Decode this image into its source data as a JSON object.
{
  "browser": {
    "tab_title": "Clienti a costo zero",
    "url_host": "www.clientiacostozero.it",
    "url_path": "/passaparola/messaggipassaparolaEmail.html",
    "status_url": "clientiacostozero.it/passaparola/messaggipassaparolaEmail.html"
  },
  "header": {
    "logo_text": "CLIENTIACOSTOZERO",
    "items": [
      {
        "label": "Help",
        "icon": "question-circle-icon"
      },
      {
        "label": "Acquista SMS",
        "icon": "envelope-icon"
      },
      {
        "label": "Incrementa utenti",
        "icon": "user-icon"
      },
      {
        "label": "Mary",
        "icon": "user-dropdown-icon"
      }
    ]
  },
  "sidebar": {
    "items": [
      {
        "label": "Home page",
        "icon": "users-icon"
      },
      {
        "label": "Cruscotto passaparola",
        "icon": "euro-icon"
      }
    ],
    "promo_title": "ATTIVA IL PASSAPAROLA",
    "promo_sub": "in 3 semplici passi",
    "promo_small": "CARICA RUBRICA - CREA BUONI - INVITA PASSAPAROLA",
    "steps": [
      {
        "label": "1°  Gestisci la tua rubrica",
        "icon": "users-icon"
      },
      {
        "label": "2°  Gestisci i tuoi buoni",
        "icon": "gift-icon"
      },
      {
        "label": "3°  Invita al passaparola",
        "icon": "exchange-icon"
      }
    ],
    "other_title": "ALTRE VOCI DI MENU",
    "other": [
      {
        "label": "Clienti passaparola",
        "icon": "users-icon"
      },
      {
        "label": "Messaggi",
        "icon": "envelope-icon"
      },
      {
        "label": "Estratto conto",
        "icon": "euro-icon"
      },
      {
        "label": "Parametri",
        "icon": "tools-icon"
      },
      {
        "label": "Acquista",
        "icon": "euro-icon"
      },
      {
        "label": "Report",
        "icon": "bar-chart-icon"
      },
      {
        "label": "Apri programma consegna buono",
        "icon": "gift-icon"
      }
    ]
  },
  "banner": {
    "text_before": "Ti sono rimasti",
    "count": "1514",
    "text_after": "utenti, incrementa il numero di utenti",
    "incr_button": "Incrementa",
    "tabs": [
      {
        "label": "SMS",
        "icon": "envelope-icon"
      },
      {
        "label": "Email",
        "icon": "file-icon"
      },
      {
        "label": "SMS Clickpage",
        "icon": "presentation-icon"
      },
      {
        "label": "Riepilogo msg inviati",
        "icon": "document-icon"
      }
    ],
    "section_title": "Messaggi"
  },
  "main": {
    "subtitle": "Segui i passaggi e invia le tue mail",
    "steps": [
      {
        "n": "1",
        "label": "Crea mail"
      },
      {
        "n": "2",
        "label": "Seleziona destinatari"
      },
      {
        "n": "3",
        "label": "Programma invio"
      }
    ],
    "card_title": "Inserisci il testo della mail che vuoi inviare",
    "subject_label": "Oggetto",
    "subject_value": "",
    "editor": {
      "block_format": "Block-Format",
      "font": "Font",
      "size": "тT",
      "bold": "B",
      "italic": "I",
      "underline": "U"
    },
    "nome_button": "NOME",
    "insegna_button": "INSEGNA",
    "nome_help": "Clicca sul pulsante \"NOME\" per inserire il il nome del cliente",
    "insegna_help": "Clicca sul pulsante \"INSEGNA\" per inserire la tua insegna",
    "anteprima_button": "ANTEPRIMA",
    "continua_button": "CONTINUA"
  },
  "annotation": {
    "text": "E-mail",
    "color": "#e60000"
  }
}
+-------+
*Given problem*
Search the data for "INSEGNA". Copy every line that has it.

*Solution for this task*
    "insegna_button": "INSEGNA",
    "insegna_help": "Clicca sul pulsante \"INSEGNA\" per inserire la tua insegna",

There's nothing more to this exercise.